__RECORDS TO USE__:
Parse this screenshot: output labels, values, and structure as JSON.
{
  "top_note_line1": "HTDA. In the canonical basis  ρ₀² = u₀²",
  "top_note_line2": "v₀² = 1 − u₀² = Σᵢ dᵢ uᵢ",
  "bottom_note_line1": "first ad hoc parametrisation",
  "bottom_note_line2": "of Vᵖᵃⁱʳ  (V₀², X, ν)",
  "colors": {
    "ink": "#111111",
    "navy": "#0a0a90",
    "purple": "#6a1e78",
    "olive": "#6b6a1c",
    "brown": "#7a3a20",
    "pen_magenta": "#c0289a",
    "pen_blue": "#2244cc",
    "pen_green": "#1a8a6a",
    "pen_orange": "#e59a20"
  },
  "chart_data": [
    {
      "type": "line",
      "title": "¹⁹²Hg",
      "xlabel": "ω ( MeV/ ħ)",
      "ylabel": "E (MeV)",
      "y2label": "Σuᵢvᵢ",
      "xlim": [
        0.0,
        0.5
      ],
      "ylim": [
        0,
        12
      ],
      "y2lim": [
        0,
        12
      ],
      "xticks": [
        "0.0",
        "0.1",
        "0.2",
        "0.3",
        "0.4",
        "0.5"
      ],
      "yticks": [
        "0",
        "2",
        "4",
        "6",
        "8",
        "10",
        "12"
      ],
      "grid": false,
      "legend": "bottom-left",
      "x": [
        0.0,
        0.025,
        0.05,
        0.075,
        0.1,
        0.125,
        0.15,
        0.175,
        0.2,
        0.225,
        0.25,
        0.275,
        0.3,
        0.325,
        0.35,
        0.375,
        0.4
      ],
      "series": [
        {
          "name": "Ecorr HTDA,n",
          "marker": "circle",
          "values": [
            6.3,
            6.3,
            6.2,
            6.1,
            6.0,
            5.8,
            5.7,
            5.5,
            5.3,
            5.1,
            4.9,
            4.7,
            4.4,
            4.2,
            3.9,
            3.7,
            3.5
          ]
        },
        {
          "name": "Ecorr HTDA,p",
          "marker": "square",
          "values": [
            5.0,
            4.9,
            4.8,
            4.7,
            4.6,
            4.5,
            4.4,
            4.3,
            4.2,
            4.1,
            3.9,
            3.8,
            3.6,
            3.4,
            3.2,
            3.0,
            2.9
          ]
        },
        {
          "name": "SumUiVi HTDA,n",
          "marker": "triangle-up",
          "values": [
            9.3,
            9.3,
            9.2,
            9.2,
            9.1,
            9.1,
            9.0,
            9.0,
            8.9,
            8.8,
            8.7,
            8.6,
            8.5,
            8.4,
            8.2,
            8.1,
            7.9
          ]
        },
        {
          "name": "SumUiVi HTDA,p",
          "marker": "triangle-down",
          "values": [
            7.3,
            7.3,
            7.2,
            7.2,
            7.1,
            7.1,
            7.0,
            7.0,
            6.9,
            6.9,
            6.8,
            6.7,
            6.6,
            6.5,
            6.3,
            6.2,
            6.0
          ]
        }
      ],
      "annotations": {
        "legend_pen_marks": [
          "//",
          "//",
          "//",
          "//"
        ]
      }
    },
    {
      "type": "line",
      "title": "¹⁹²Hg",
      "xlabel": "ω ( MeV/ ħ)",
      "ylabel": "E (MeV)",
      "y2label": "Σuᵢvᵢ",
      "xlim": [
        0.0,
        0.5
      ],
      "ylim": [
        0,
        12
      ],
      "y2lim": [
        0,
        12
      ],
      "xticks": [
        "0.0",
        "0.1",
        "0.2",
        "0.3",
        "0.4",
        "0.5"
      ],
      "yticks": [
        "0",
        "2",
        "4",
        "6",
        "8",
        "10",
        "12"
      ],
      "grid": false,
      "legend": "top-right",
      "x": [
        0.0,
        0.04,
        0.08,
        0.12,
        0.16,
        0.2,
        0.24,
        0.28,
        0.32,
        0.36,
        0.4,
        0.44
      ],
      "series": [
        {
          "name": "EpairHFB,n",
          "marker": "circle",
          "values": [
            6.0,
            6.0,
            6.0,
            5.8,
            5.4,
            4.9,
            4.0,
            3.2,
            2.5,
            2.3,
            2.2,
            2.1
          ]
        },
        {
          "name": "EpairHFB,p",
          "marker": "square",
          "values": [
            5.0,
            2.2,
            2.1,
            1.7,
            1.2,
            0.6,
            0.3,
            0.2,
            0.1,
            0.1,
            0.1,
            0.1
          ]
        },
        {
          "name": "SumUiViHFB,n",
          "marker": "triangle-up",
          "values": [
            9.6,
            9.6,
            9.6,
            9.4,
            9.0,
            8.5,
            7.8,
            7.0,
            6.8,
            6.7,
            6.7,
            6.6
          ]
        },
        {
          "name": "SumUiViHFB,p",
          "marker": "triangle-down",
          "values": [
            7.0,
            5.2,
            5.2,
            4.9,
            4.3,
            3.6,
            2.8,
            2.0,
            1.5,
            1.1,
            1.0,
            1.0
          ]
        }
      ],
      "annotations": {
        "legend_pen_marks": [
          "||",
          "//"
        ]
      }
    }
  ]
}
* * *
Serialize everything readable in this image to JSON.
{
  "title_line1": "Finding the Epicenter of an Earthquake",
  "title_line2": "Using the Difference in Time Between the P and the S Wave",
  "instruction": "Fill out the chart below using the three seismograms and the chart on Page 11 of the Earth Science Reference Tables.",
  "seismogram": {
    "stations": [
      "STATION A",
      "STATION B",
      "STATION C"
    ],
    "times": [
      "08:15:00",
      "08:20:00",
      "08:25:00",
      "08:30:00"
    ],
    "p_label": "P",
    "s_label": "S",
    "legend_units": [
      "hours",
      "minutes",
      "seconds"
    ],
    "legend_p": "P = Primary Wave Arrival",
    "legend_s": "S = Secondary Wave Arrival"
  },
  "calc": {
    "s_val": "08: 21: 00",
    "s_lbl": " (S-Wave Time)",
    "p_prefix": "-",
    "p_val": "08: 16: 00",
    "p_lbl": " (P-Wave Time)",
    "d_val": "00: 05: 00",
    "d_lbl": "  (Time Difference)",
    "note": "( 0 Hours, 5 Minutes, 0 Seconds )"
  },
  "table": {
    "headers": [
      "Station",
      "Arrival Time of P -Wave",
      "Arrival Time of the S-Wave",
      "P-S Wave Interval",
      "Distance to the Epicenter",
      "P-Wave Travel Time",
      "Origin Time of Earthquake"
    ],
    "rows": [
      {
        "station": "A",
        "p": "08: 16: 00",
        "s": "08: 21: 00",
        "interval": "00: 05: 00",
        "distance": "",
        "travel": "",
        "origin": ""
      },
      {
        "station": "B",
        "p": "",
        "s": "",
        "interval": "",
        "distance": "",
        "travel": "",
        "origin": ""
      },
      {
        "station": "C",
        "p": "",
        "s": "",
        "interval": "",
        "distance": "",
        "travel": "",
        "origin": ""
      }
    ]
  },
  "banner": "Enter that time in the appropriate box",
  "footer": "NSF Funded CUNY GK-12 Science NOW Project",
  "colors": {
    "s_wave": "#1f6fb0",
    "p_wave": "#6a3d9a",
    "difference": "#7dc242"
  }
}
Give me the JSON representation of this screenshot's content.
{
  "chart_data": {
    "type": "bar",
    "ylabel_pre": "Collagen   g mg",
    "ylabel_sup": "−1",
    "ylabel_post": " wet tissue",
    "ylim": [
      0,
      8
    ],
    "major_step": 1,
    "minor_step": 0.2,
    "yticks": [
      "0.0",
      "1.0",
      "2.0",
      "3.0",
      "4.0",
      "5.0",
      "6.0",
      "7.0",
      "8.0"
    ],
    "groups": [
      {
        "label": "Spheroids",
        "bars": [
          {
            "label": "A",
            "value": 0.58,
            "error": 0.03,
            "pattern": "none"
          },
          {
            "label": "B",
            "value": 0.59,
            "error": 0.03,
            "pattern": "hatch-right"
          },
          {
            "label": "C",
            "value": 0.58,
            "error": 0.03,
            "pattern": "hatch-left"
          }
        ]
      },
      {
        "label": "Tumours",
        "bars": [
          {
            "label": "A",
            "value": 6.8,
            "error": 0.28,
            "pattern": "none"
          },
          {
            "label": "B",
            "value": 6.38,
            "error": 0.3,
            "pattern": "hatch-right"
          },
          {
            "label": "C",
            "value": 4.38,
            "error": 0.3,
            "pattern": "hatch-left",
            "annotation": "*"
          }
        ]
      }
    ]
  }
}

__YOUR TASK__: In the records above, find each line holding "screenshot" and copy it.

__WORKED SOLUTION__:
Parse this screenshot: output labels, values, and structure as JSON.
Give me the JSON representation of this screenshot's content.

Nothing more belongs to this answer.